Return each line of the material verbatim.

[Entries with figure data]
--- start ---

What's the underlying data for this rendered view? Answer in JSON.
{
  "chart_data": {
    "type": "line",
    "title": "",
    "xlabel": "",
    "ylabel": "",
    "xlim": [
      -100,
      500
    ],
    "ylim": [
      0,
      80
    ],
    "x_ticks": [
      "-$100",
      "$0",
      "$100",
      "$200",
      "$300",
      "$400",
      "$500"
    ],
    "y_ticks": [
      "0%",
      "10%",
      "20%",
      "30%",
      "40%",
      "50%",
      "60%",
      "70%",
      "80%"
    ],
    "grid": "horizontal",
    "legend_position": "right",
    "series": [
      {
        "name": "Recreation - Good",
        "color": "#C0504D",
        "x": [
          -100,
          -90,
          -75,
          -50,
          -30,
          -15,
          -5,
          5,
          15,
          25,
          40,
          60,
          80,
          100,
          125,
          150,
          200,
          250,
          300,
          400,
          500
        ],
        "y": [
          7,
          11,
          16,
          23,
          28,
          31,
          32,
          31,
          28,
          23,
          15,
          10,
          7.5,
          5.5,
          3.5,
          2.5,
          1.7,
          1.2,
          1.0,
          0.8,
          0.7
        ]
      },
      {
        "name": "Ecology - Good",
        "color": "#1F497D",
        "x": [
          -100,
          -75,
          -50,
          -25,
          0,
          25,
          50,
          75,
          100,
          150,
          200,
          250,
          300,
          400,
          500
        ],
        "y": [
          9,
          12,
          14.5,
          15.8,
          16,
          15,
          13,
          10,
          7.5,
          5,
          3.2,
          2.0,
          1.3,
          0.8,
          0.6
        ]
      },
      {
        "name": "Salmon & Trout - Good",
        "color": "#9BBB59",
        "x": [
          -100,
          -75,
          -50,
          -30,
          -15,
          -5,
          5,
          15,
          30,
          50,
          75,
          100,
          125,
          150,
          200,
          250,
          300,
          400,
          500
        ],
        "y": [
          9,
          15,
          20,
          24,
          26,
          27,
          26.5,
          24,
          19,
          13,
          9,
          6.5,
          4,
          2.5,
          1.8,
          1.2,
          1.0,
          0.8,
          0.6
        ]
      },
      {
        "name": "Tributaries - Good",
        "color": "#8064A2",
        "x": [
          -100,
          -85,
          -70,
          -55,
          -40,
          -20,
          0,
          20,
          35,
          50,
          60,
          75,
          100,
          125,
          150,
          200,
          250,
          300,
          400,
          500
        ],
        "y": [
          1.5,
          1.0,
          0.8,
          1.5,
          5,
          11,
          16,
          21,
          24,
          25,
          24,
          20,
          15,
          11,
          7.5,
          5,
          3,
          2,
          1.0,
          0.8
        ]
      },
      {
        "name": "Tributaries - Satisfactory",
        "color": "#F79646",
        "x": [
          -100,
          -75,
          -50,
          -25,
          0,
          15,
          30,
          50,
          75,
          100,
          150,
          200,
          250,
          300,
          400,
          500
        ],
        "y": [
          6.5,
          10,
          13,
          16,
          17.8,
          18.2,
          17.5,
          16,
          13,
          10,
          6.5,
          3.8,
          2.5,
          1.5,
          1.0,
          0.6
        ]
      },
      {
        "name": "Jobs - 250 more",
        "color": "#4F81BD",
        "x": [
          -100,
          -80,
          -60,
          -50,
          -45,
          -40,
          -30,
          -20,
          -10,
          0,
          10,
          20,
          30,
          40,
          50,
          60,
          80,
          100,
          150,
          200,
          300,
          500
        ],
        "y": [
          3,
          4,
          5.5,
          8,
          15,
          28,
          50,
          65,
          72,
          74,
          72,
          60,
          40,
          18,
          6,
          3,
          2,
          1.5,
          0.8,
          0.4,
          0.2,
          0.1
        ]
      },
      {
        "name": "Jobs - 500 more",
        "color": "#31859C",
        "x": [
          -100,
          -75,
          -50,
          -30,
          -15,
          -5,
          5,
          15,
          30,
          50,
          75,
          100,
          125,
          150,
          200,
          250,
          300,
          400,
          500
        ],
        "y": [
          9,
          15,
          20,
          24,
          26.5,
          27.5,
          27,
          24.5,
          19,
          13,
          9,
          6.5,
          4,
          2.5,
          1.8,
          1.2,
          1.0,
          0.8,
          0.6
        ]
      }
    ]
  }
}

--- end ---

Exercise output:
What's the underlying data for this rendered view? Answer in JSON.
{
  "chart_data": {
    "type": "line",
    "title": "",
    "xlabel": "",
    "ylabel": "",
    "xlim": [
      -100,
      500
    ],
    "ylim": [
      0,
      80
    ],
    "x_ticks": [
      "-$100",
      "$0",
      "$100",
      "$200",
      "$300",
      "$400",
      "$500"
    ],
    "y_ticks": [
      "0%",
      "10%",
      "20%",
      "30%",
      "40%",
      "50%",
      "60%",
      "70%",
      "80%"
    ],
    "grid": "horizontal",
    "legend_position": "right",
    "series": [
      {
        "name": "Recreation - Good",
        "color": "#C0504D",
        "x": [
          -100,
          -90,
          -75,
          -50,
          -30,
          -15,
          -5,
          5,
          15,
          25,
          40,
          60,
          80,
          100,
          125,
          150,
          200,
          250,
          300,
          400,
          500
        ],
        "y": [
          7,
          11,
          16,
          23,
          28,
          31,
          32,
          31,
          28,
          23,
          15,
          10,
          7.5,
          5.5,
          3.5,
          2.5,
          1.7,
          1.2,
          1.0,
          0.8,
          0.7
        ]
      },
      {
        "name": "Ecology - Good",
        "color": "#1F497D",
        "x": [
          -100,
          -75,
          -50,
          -25,
          0,
          25,
          50,
          75,
          100,
          150,
          200,
          250,
          300,
          400,
          500
        ],
        "y": [
          9,
          12,
          14.5,
          15.8,
          16,
          15,
          13,
          10,
          7.5,
          5,
          3.2,
          2.0,
          1.3,
          0.8,
          0.6
        ]
      },
      {
        "name": "Salmon & Trout - Good",
        "color": "#9BBB59",
        "x": [
          -100,
          -75,
          -50,
          -30,
          -15,
          -5,
          5,
          15,
          30,
          50,
          75,
          100,
          125,
          150,
          200,
          250,
          300,
          400,
          500
        ],
        "y": [
          9,
          15,
          20,
          24,
          26,
          27,
          26.5,
          24,
          19,
          13,
          9,
          6.5,
          4,
          2.5,
          1.8,
          1.2,
          1.0,
          0.8,
          0.6
        ]
      },
      {
        "name": "Tributaries - Good",
        "color": "#8064A2",
        "x": [
          -100,
          -85,
          -70,
          -55,
          -40,
          -20,
          0,
          20,
          35,
          50,
          60,
          75,
          100,
          125,
          150,
          200,
          250,
          300,
          400,
          500
        ],
        "y": [
          1.5,
          1.0,
          0.8,
          1.5,
          5,
          11,
          16,
          21,
          24,
          25,
          24,
          20,
          15,
          11,
          7.5,
          5,
          3,
          2,
          1.0,
          0.8
        ]
      },
      {
        "name": "Tributaries - Satisfactory",
        "color": "#F79646",
        "x": [
          -100,
          -75,
          -50,
          -25,
          0,
          15,
          30,
          50,
          75,
          100,
          150,
          200,
          250,
          300,
          400,
          500
        ],
        "y": [
          6.5,
          10,
          13,
          16,
          17.8,
          18.2,
          17.5,
          16,
          13,
          10,
          6.5,
          3.8,
          2.5,
          1.5,
          1.0,
          0.6
        ]
      },
      {
        "name": "Jobs - 250 more",
        "color": "#4F81BD",
        "x": [
          -100,
          -80,
          -60,
          -50,
          -45,
          -40,
          -30,
          -20,
          -10,
          0,
          10,
          20,
          30,
          40,
          50,
          60,
          80,
          100,
          150,
          200,
          300,
          500
        ],
        "y": [
          3,
          4,
          5.5,
          8,
          15,
          28,
          50,
          65,
          72,
          74,
          72,
          60,
          40,
          18,
          6,
          3,
          2,
          1.5,
          0.8,
          0.4,
          0.2,
          0.1
        ]
      },
      {
        "name": "Jobs - 500 more",
        "color": "#31859C",
        "x": [
          -100,
          -75,
          -50,
          -30,
          -15,
          -5,
          5,
          15,
          30,
          50,
          75,
          100,
          125,
          150,
          200,
          250,
          300,
          400,
          500
        ],
        "y": [
          9,
          15,
          20,
          24,
          26.5,
          27.5,
          27,
          24.5,
          19,
          13,
          9,
          6.5,
          4,
          2.5,
          1.8,
          1.2,
          1.0,
          0.8,
          0.6
        ]
      }
    ]
  }
}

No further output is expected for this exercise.